● **Job**:
Repeat, without any change, the entries presented below.

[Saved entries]
----
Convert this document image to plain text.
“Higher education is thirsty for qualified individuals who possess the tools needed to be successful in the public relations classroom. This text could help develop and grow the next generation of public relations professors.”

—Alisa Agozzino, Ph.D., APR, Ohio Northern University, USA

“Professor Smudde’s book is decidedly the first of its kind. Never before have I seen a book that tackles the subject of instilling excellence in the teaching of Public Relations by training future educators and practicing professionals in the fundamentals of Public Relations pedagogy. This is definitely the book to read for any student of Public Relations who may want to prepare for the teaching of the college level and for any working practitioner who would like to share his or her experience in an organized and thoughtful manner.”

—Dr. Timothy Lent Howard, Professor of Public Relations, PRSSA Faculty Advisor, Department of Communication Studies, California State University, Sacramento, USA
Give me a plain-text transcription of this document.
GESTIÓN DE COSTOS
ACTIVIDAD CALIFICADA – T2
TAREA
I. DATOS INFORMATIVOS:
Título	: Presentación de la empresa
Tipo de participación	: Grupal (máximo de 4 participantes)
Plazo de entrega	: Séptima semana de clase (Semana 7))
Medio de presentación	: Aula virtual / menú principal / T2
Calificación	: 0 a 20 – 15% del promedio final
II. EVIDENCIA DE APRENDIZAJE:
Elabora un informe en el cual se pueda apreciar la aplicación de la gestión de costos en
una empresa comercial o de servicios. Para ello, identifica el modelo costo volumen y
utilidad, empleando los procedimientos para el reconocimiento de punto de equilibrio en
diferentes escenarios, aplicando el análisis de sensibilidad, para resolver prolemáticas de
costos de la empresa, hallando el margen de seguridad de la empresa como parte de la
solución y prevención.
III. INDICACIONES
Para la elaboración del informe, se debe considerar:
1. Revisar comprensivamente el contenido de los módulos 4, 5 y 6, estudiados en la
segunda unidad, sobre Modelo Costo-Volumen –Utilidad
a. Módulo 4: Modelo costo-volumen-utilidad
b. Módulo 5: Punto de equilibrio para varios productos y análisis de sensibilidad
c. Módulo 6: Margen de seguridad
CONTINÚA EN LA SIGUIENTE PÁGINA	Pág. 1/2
----
● **Output**:
Convert this document image to plain text.
“Higher education is thirsty for qualified individuals who possess the tools needed to be successful in the public relations classroom. This text could help develop and grow the next generation of public relations professors.”

—Alisa Agozzino, Ph.D., APR, Ohio Northern University, USA

“Professor Smudde’s book is decidedly the first of its kind. Never before have I seen a book that tackles the subject of instilling excellence in the teaching of Public Relations by training future educators and practicing professionals in the fundamentals of Public Relations pedagogy. This is definitely the book to read for any student of Public Relations who may want to prepare for the teaching of the college level and for any working practitioner who would like to share his or her experience in an organized and thoughtful manner.”

—Dr. Timothy Lent Howard, Professor of Public Relations, PRSSA Faculty Advisor, Department of Communication Studies, California State University, Sacramento, USA
Give me a plain-text transcription of this document.
GESTIÓN DE COSTOS
ACTIVIDAD CALIFICADA – T2
TAREA
I. DATOS INFORMATIVOS:
Título	: Presentación de la empresa
Tipo de participación	: Grupal (máximo de 4 participantes)
Plazo de entrega	: Séptima semana de clase (Semana 7))
Medio de presentación	: Aula virtual / menú principal / T2
Calificación	: 0 a 20 – 15% del promedio final
II. EVIDENCIA DE APRENDIZAJE:
Elabora un informe en el cual se pueda apreciar la aplicación de la gestión de costos en
una empresa comercial o de servicios. Para ello, identifica el modelo costo volumen y
utilidad, empleando los procedimientos para el reconocimiento de punto de equilibrio en
diferentes escenarios, aplicando el análisis de sensibilidad, para resolver prolemáticas de
costos de la empresa, hallando el margen de seguridad de la empresa como parte de la
solución y prevención.
III. INDICACIONES
Para la elaboración del informe, se debe considerar:
1. Revisar comprensivamente el contenido de los módulos 4, 5 y 6, estudiados en la
segunda unidad, sobre Modelo Costo-Volumen –Utilidad
a. Módulo 4: Modelo costo-volumen-utilidad
b. Módulo 5: Punto de equilibrio para varios productos y análisis de sensibilidad
c. Módulo 6: Margen de seguridad
CONTINÚA EN LA SIGUIENTE PÁGINA	Pág. 1/2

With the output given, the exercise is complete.